- PROVIDED RECORDS:
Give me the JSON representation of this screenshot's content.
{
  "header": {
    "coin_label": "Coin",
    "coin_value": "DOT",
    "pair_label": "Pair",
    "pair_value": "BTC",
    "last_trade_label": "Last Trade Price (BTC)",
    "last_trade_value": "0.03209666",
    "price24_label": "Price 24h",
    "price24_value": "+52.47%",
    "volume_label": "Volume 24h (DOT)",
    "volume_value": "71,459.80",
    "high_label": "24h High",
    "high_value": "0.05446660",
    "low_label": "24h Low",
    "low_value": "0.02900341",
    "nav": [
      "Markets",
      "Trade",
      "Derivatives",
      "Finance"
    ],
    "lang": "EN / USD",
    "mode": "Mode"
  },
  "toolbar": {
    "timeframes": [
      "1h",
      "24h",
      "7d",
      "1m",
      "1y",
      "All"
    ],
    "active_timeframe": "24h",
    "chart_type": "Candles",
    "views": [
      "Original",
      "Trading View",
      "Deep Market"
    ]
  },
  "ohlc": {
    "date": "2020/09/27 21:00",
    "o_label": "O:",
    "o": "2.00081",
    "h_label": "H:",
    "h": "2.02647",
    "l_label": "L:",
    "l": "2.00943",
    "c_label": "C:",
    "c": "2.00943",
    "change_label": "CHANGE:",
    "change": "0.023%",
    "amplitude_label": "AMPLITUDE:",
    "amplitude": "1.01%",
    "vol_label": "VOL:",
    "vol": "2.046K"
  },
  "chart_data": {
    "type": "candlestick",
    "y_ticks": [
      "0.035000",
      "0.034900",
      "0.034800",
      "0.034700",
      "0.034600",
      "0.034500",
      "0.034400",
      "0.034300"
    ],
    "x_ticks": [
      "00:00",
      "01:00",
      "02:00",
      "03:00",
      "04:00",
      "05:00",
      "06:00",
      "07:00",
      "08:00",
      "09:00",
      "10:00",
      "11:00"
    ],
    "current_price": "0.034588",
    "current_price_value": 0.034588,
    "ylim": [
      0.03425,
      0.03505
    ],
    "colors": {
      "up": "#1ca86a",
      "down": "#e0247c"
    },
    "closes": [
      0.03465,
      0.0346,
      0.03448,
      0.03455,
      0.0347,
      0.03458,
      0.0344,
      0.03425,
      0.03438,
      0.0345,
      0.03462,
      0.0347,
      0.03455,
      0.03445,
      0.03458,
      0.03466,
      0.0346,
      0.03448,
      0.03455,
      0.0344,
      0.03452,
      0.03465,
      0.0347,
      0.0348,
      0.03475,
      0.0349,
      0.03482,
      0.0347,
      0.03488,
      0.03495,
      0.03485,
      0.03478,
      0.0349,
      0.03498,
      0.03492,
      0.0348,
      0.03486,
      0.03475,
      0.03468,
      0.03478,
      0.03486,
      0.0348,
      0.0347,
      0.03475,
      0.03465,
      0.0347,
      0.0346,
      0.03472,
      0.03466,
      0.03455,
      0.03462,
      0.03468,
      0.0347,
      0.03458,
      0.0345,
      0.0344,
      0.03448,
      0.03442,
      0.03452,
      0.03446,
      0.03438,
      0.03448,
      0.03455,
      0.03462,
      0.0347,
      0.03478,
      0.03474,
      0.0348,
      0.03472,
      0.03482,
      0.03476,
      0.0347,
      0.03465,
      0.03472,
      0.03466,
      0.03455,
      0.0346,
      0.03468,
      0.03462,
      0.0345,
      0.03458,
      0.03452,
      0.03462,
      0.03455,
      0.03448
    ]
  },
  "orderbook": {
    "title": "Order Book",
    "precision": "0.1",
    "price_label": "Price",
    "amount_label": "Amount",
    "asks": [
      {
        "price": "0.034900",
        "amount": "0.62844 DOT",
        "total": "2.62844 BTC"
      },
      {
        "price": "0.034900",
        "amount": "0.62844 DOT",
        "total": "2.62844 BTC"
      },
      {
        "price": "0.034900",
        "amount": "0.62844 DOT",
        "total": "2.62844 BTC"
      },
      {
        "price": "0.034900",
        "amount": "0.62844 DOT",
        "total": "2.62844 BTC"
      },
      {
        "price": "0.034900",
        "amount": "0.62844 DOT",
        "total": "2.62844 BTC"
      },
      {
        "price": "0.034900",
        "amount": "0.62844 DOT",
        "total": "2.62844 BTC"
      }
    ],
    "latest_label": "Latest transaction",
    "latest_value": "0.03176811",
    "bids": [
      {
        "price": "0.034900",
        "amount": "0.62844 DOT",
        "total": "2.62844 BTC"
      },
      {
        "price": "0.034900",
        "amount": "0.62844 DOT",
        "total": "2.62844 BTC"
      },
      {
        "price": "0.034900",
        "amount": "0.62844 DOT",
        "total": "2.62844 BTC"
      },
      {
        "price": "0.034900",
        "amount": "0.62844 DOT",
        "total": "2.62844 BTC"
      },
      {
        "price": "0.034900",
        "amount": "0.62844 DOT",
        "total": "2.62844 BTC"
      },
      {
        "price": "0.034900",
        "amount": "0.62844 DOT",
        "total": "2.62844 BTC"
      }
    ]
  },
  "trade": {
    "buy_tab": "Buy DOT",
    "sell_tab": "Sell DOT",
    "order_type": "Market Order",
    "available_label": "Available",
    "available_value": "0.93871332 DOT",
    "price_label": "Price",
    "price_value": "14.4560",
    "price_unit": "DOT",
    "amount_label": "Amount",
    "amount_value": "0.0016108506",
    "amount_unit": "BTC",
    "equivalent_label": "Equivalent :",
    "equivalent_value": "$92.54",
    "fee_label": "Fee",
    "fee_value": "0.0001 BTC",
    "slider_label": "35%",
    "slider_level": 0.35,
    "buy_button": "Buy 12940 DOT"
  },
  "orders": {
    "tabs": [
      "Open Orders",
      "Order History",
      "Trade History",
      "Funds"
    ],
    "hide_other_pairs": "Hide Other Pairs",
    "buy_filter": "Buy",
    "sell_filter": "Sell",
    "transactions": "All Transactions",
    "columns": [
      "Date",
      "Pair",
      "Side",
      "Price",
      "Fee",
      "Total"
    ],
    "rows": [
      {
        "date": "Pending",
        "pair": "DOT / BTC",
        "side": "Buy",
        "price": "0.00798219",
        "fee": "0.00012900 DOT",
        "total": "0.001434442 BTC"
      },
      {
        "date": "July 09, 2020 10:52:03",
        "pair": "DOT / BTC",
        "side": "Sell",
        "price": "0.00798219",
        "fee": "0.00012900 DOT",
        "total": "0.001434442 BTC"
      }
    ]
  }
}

- DIRECTIONS: Write out every line of the records exactly.

- TASK OUTPUT:
Give me the JSON representation of this screenshot's content.
{
  "header": {
    "coin_label": "Coin",
    "coin_value": "DOT",
    "pair_label": "Pair",
    "pair_value": "BTC",
    "last_trade_label": "Last Trade Price (BTC)",
    "last_trade_value": "0.03209666",
    "price24_label": "Price 24h",
    "price24_value": "+52.47%",
    "volume_label": "Volume 24h (DOT)",
    "volume_value": "71,459.80",
    "high_label": "24h High",
    "high_value": "0.05446660",
    "low_label": "24h Low",
    "low_value": "0.02900341",
    "nav": [
      "Markets",
      "Trade",
      "Derivatives",
      "Finance"
    ],
    "lang": "EN / USD",
    "mode": "Mode"
  },
  "toolbar": {
    "timeframes": [
      "1h",
      "24h",
      "7d",
      "1m",
      "1y",
      "All"
    ],
    "active_timeframe": "24h",
    "chart_type": "Candles",
    "views": [
      "Original",
      "Trading View",
      "Deep Market"
    ]
  },
  "ohlc": {
    "date": "2020/09/27 21:00",
    "o_label": "O:",
    "o": "2.00081",
    "h_label": "H:",
    "h": "2.02647",
    "l_label": "L:",
    "l": "2.00943",
    "c_label": "C:",
    "c": "2.00943",
    "change_label": "CHANGE:",
    "change": "0.023%",
    "amplitude_label": "AMPLITUDE:",
    "amplitude": "1.01%",
    "vol_label": "VOL:",
    "vol": "2.046K"
  },
  "chart_data": {
    "type": "candlestick",
    "y_ticks": [
      "0.035000",
      "0.034900",
      "0.034800",
      "0.034700",
      "0.034600",
      "0.034500",
      "0.034400",
      "0.034300"
    ],
    "x_ticks": [
      "00:00",
      "01:00",
      "02:00",
      "03:00",
      "04:00",
      "05:00",
      "06:00",
      "07:00",
      "08:00",
      "09:00",
      "10:00",
      "11:00"
    ],
    "current_price": "0.034588",
    "current_price_value": 0.034588,
    "ylim": [
      0.03425,
      0.03505
    ],
    "colors": {
      "up": "#1ca86a",
      "down": "#e0247c"
    },
    "closes": [
      0.03465,
      0.0346,
      0.03448,
      0.03455,
      0.0347,
      0.03458,
      0.0344,
      0.03425,
      0.03438,
      0.0345,
      0.03462,
      0.0347,
      0.03455,
      0.03445,
      0.03458,
      0.03466,
      0.0346,
      0.03448,
      0.03455,
      0.0344,
      0.03452,
      0.03465,
      0.0347,
      0.0348,
      0.03475,
      0.0349,
      0.03482,
      0.0347,
      0.03488,
      0.03495,
      0.03485,
      0.03478,
      0.0349,
      0.03498,
      0.03492,
      0.0348,
      0.03486,
      0.03475,
      0.03468,
      0.03478,
      0.03486,
      0.0348,
      0.0347,
      0.03475,
      0.03465,
      0.0347,
      0.0346,
      0.03472,
      0.03466,
      0.03455,
      0.03462,
      0.03468,
      0.0347,
      0.03458,
      0.0345,
      0.0344,
      0.03448,
      0.03442,
      0.03452,
      0.03446,
      0.03438,
      0.03448,
      0.03455,
      0.03462,
      0.0347,
      0.03478,
      0.03474,
      0.0348,
      0.03472,
      0.03482,
      0.03476,
      0.0347,
      0.03465,
      0.03472,
      0.03466,
      0.03455,
      0.0346,
      0.03468,
      0.03462,
      0.0345,
      0.03458,
      0.03452,
      0.03462,
      0.03455,
      0.03448
    ]
  },
  "orderbook": {
    "title": "Order Book",
    "precision": "0.1",
    "price_label": "Price",
    "amount_label": "Amount",
    "asks": [
      {
        "price": "0.034900",
        "amount": "0.62844 DOT",
        "total": "2.62844 BTC"
      },
      {
        "price": "0.034900",
        "amount": "0.62844 DOT",
        "total": "2.62844 BTC"
      },
      {
        "price": "0.034900",
        "amount": "0.62844 DOT",
        "total": "2.62844 BTC"
      },
      {
        "price": "0.034900",
        "amount": "0.62844 DOT",
        "total": "2.62844 BTC"
      },
      {
        "price": "0.034900",
        "amount": "0.62844 DOT",
        "total": "2.62844 BTC"
      },
      {
        "price": "0.034900",
        "amount": "0.62844 DOT",
        "total": "2.62844 BTC"
      }
    ],
    "latest_label": "Latest transaction",
    "latest_value": "0.03176811",
    "bids": [
      {
        "price": "0.034900",
        "amount": "0.62844 DOT",
        "total": "2.62844 BTC"
      },
      {
        "price": "0.034900",
        "amount": "0.62844 DOT",
        "total": "2.62844 BTC"
      },
      {
        "price": "0.034900",
        "amount": "0.62844 DOT",
        "total": "2.62844 BTC"
      },
      {
        "price": "0.034900",
        "amount": "0.62844 DOT",
        "total": "2.62844 BTC"
      },
      {
        "price": "0.034900",
        "amount": "0.62844 DOT",
        "total": "2.62844 BTC"
      },
      {
        "price": "0.034900",
        "amount": "0.62844 DOT",
        "total": "2.62844 BTC"
      }
    ]
  },
  "trade": {
    "buy_tab": "Buy DOT",
    "sell_tab": "Sell DOT",
    "order_type": "Market Order",
    "available_label": "Available",
    "available_value": "0.93871332 DOT",
    "price_label": "Price",
    "price_value": "14.4560",
    "price_unit": "DOT",
    "amount_label": "Amount",
    "amount_value": "0.0016108506",
    "amount_unit": "BTC",
    "equivalent_label": "Equivalent :",
    "equivalent_value": "$92.54",
    "fee_label": "Fee",
    "fee_value": "0.0001 BTC",
    "slider_label": "35%",
    "slider_level": 0.35,
    "buy_button": "Buy 12940 DOT"
  },
  "orders": {
    "tabs": [
      "Open Orders",
      "Order History",
      "Trade History",
      "Funds"
    ],
    "hide_other_pairs": "Hide Other Pairs",
    "buy_filter": "Buy",
    "sell_filter": "Sell",
    "transactions": "All Transactions",
    "columns": [
      "Date",
      "Pair",
      "Side",
      "Price",
      "Fee",
      "Total"
    ],
    "rows": [
      {
        "date": "Pending",
        "pair": "DOT / BTC",
        "side": "Buy",
        "price": "0.00798219",
        "fee": "0.00012900 DOT",
        "total": "0.001434442 BTC"
      },
      {
        "date": "July 09, 2020 10:52:03",
        "pair": "DOT / BTC",
        "side": "Sell",
        "price": "0.00798219",
        "fee": "0.00012900 DOT",
        "total": "0.001434442 BTC"
      }
    ]
  }
}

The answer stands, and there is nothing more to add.